Exercise brief: Across the entries, how many lines have the string "областного" in them? Reply with only a number.

Collection entries:

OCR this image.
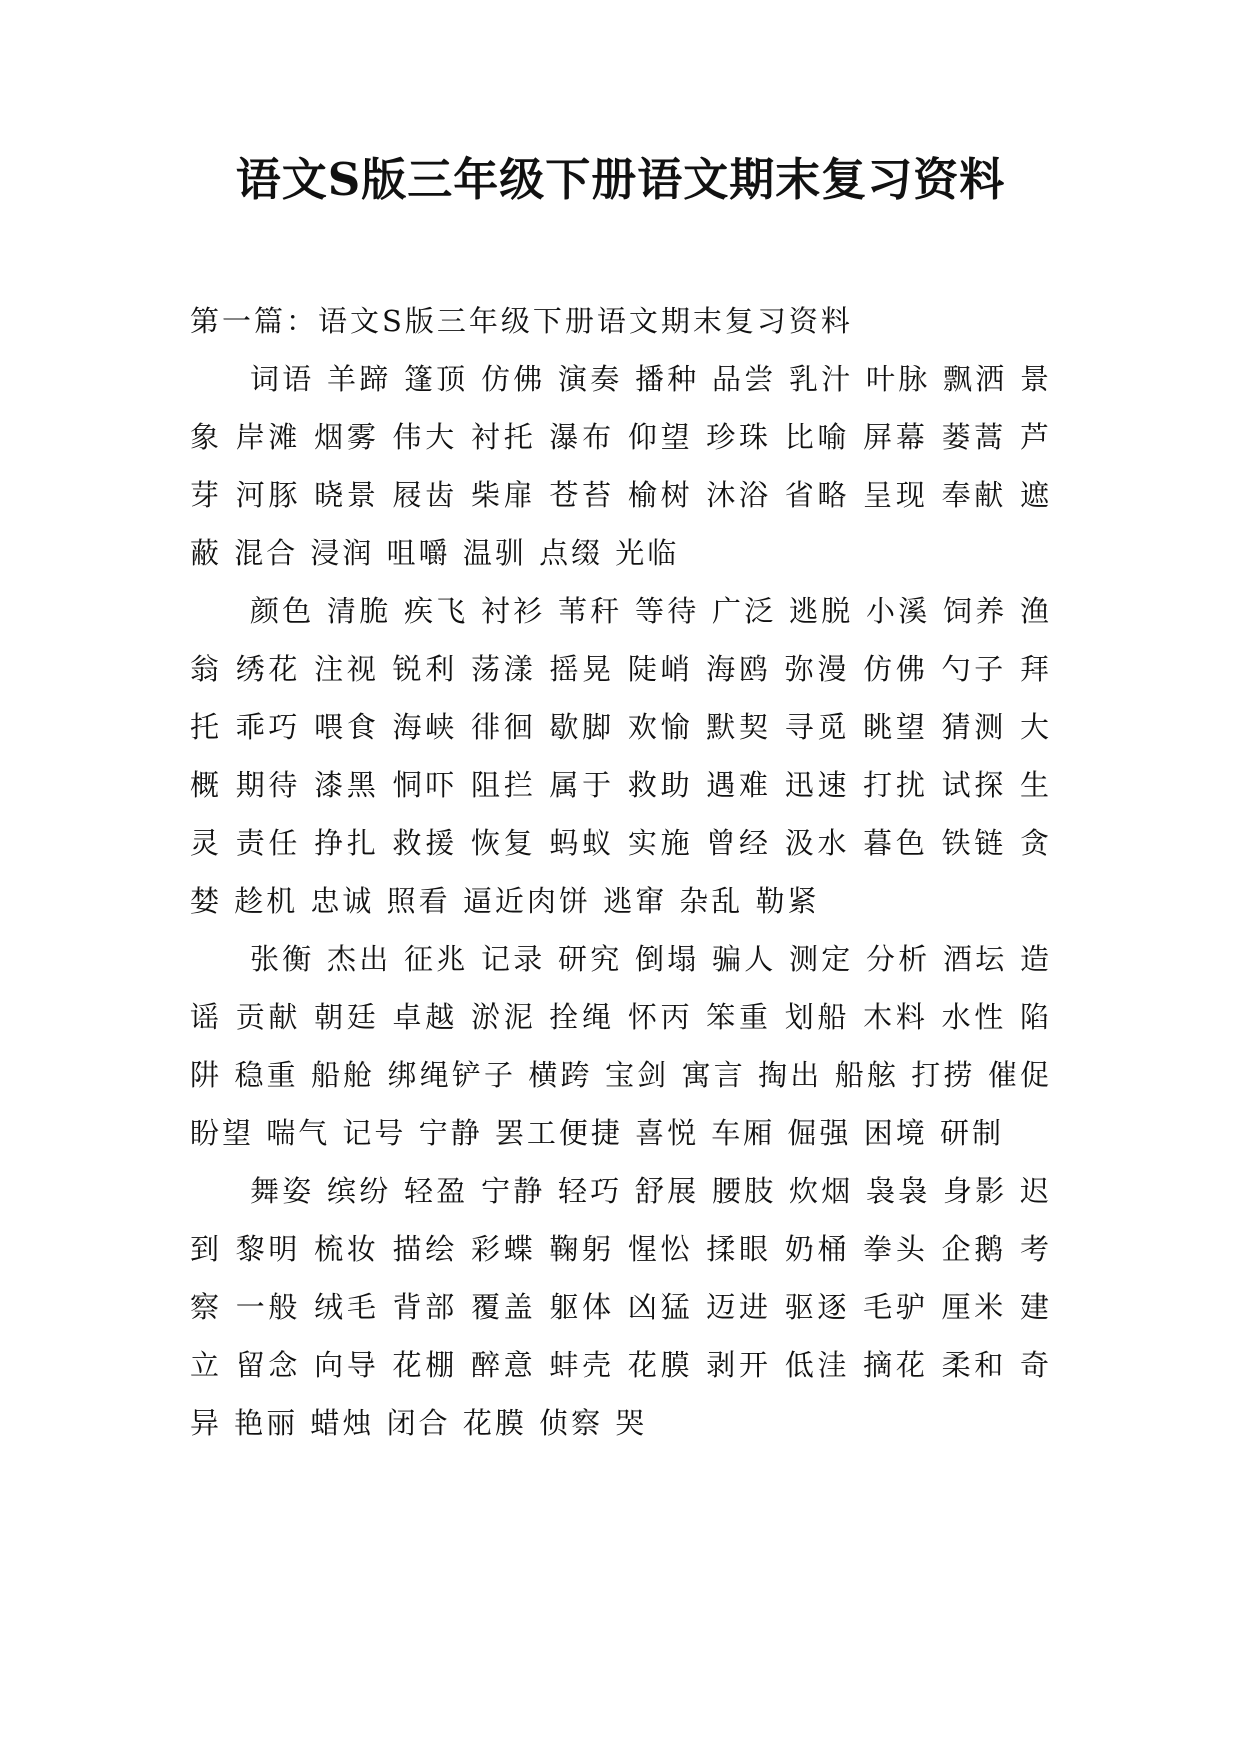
语文S版三年级下册语文期末复习资料
第一篇：语文S版三年级下册语文期末复习资料

词语 羊蹄 篷顶 仿佛 演奏 播种 品尝 乳汁 叶脉 飘洒 景象 岸滩 烟雾 伟大 衬托 瀑布 仰望 珍珠 比喻 屏幕 蒌蒿 芦芽 河豚 晓景 屐齿 柴扉 苍苔 榆树 沐浴 省略 呈现 奉献 遮蔽 混合 浸润 咀嚼 温驯 点缀 光临

颜色 清脆 疾飞 衬衫 苇秆 等待 广泛 逃脱 小溪 饲养 渔翁 绣花 注视 锐利 荡漾 摇晃 陡峭 海鸥 弥漫 仿佛 勺子 拜托 乖巧 喂食 海峡 徘徊 歇脚 欢愉 默契 寻觅 眺望 猜测 大概 期待 漆黑 恫吓 阻拦 属于 救助 遇难 迅速 打扰 试探 生灵 责任 挣扎 救援 恢复 蚂蚁 实施 曾经 汲水 暮色 铁链 贪婪 趁机 忠诚 照看 逼近肉饼 逃窜 杂乱 勒紧

张衡 杰出 征兆 记录 研究 倒塌 骗人 测定 分析 酒坛 造谣 贡献 朝廷 卓越 淤泥 拴绳 怀丙 笨重 划船 木料 水性 陷阱 稳重 船舱 绑绳铲子 横跨 宝剑 寓言 掏出 船舷 打捞 催促 盼望 喘气 记号 宁静 罢工便捷 喜悦 车厢 倔强 困境 研制

舞姿 缤纷 轻盈 宁静 轻巧 舒展 腰肢 炊烟 袅袅 身影 迟到 黎明 梳妆 描绘 彩蝶 鞠躬 惺忪 揉眼 奶桶 拳头 企鹅 考察 一般 绒毛 背部 覆盖 躯体 凶猛 迈进 驱逐 毛驴 厘米 建立 留念 向导 花棚 醉意 蚌壳 花膜 剥开 低洼 摘花 柔和 奇异 艳丽 蜡烛 闭合 花膜 侦察 哭
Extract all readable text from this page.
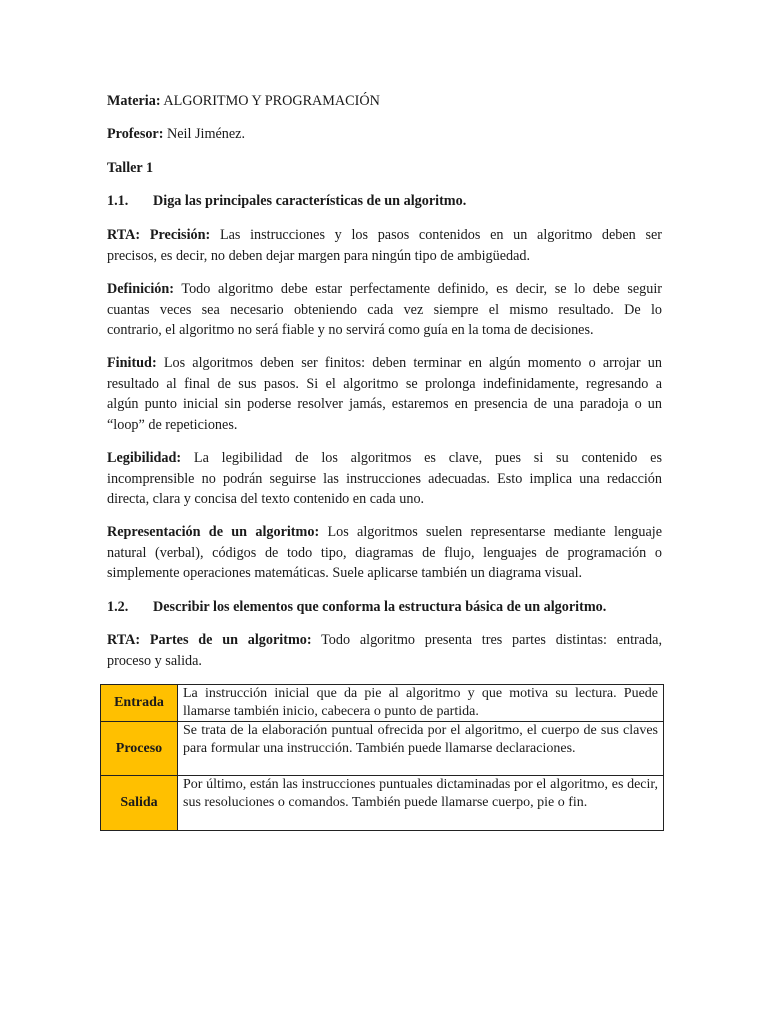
Materia: ALGORITMO Y PROGRAMACIÓN

Profesor: Neil Jiménez.

Taller 1

1.1. Diga las principales características de un algoritmo.

RTA: Precisión: Las instrucciones y los pasos contenidos en un algoritmo deben ser
precisos, es decir, no deben dejar margen para ningún tipo de ambigüedad.
Definición: Todo algoritmo debe estar perfectamente definido, es decir, se lo debe seguir
cuantas veces sea necesario obteniendo cada vez siempre el mismo resultado. De lo
contrario, el algoritmo no será fiable y no servirá como guía en la toma de decisiones.
Finitud: Los algoritmos deben ser finitos: deben terminar en algún momento o arrojar un
resultado al final de sus pasos. Si el algoritmo se prolonga indefinidamente, regresando a
algún punto inicial sin poderse resolver jamás, estaremos en presencia de una paradoja o un
“loop” de repeticiones.
Legibilidad: La legibilidad de los algoritmos es clave, pues si su contenido es
incomprensible no podrán seguirse las instrucciones adecuadas. Esto implica una redacción
directa, clara y concisa del texto contenido en cada uno.
Representación de un algoritmo: Los algoritmos suelen representarse mediante lenguaje
natural (verbal), códigos de todo tipo, diagramas de flujo, lenguajes de programación o
simplemente operaciones matemáticas. Suele aplicarse también un diagrama visual.

1.2. Describir los elementos que conforma la estructura básica de un algoritmo.

RTA: Partes de un algoritmo: Todo algoritmo presenta tres partes distintas: entrada,
proceso y salida.
Entrada	La instrucción inicial que da pie al algoritmo y que motiva su lectura. Puede llamarse también inicio, cabecera o punto de partida.
Proceso	Se trata de la elaboración puntual ofrecida por el algoritmo, el cuerpo de sus claves para formular una instrucción. También puede llamarse declaraciones.
Salida	Por último, están las instrucciones puntuales dictaminadas por el algoritmo, es decir, sus resoluciones o comandos. También puede llamarse cuerpo, pie o fin.
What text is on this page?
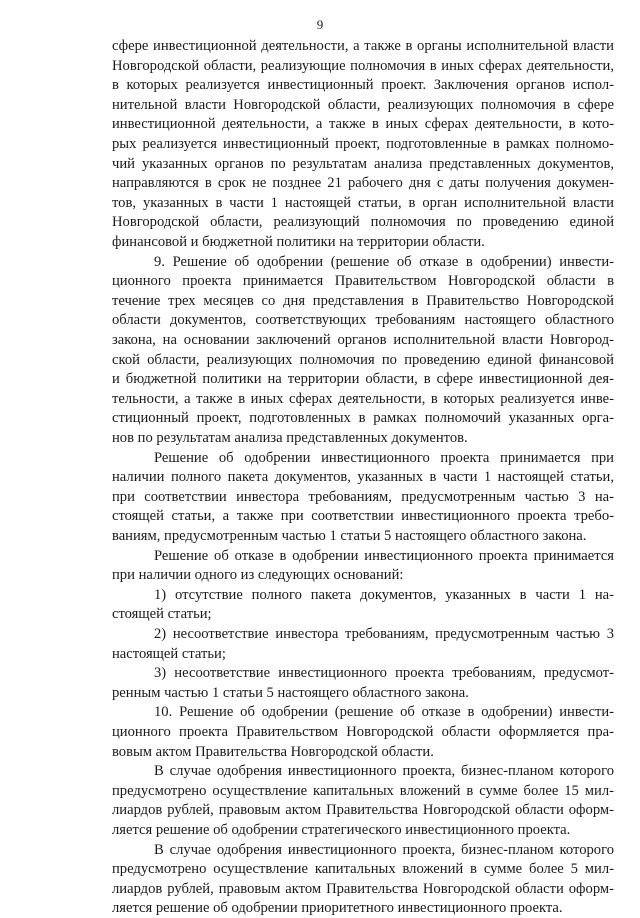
9
сфере инвестиционной деятельности, а также в органы исполнительной власти
Новгородской области, реализующие полномочия в иных сферах деятельности,
в которых реализуется инвестиционный проект. Заключения органов испол-
нительной власти Новгородской области, реализующих полномочия в сфере
инвестиционной деятельности, а также в иных сферах деятельности, в кото-
рых реализуется инвестиционный проект, подготовленные в рамках полномо-
чий указанных органов по результатам анализа представленных документов,
направляются в срок не позднее 21 рабочего дня с даты получения докумен-
тов, указанных в части 1 настоящей статьи, в орган исполнительной власти
Новгородской области, реализующий полномочия по проведению единой
финансовой и бюджетной политики на территории области.
9. Решение об одобрении (решение об отказе в одобрении) инвести-
ционного проекта принимается Правительством Новгородской области в
течение трех месяцев со дня представления в Правительство Новгородской
области документов, соответствующих требованиям настоящего областного
закона, на основании заключений органов исполнительной власти Новгород-
ской области, реализующих полномочия по проведению единой финансовой
и бюджетной политики на территории области, в сфере инвестиционной дея-
тельности, а также в иных сферах деятельности, в которых реализуется инве-
стиционный проект, подготовленных в рамках полномочий указанных орга-
нов по результатам анализа представленных документов.
Решение об одобрении инвестиционного проекта принимается при
наличии полного пакета документов, указанных в части 1 настоящей статьи,
при соответствии инвестора требованиям, предусмотренным частью 3 на-
стоящей статьи, а также при соответствии инвестиционного проекта требо-
ваниям, предусмотренным частью 1 статьи 5 настоящего областного закона.
Решение об отказе в одобрении инвестиционного проекта принимается
при наличии одного из следующих оснований:
1) отсутствие полного пакета документов, указанных в части 1 на-
стоящей статьи;
2) несоответствие инвестора требованиям, предусмотренным частью 3
настоящей статьи;
3) несоответствие инвестиционного проекта требованиям, предусмот-
ренным частью 1 статьи 5 настоящего областного закона.
10. Решение об одобрении (решение об отказе в одобрении) инвести-
ционного проекта Правительством Новгородской области оформляется пра-
вовым актом Правительства Новгородской области.
В случае одобрения инвестиционного проекта, бизнес-планом которого
предусмотрено осуществление капитальных вложений в сумме более 15 мил-
лиардов рублей, правовым актом Правительства Новгородской области оформ-
ляется решение об одобрении стратегического инвестиционного проекта.
В случае одобрения инвестиционного проекта, бизнес-планом которого
предусмотрено осуществление капитальных вложений в сумме более 5 мил-
лиардов рублей, правовым актом Правительства Новгородской области оформ-
ляется решение об одобрении приоритетного инвестиционного проекта.
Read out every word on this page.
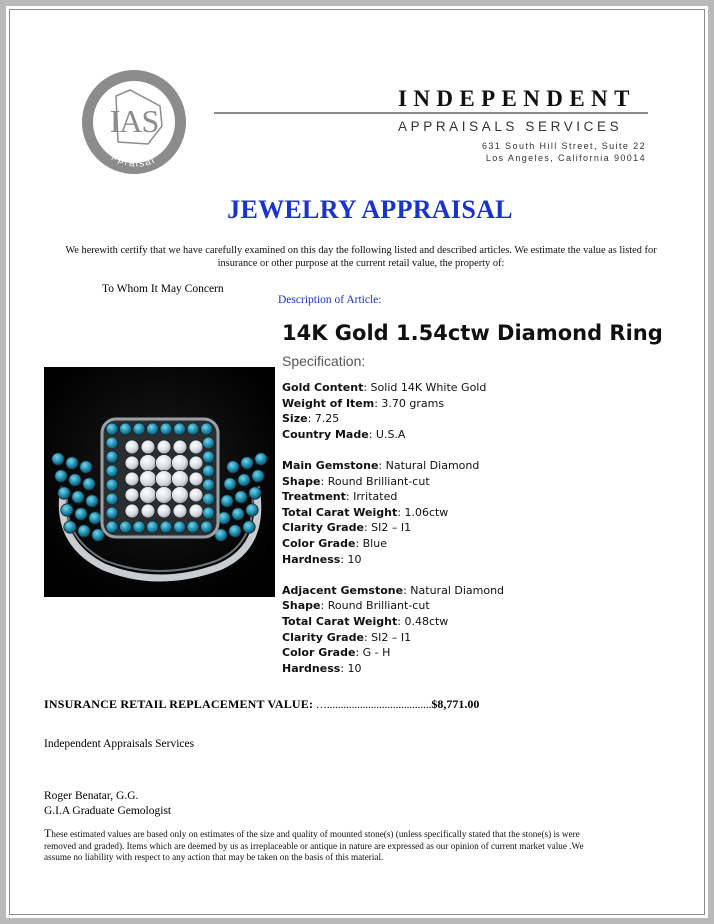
IAS
Appraisal
INDEPENDENT
APPRAISALS SERVICES
631 South Hill Street, Suite 22
Los Angeles, California 90014
JEWELRY APPRAISAL
We herewith certify that we have carefully examined on this day the following listed and described articles. We estimate the value as listed for insurance or other purpose at the current retail value, the property of:
To Whom It May Concern
Description of Article:
14K Gold 1.54ctw Diamond Ring
Specification:
Gold Content: Solid 14K White Gold
Weight of Item: 3.70 grams
Size: 7.25
Country Made: U.S.A
Main Gemstone: Natural Diamond
Shape: Round Brilliant-cut
Treatment: Irritated
Total Carat Weight: 1.06ctw
Clarity Grade: SI2 – I1
Color Grade: Blue
Hardness: 10
Adjacent Gemstone: Natural Diamond
Shape: Round Brilliant-cut
Total Carat Weight: 0.48ctw
Clarity Grade: SI2 – I1
Color Grade: G - H
Hardness: 10
INSURANCE RETAIL REPLACEMENT VALUE: …......................................$8,771.00
Independent Appraisals Services
Roger Benatar, G.G.
G.I.A Graduate Gemologist
These estimated values are based only on estimates of the size and quality of mounted stone(s) (unless specifically stated that the stone(s) is were removed and graded). Items which are deemed by us as irreplaceable or antique in nature are expressed as our opinion of current market value .We assume no liability with respect to any action that may be taken on the basis of this material.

Exercise solution: 3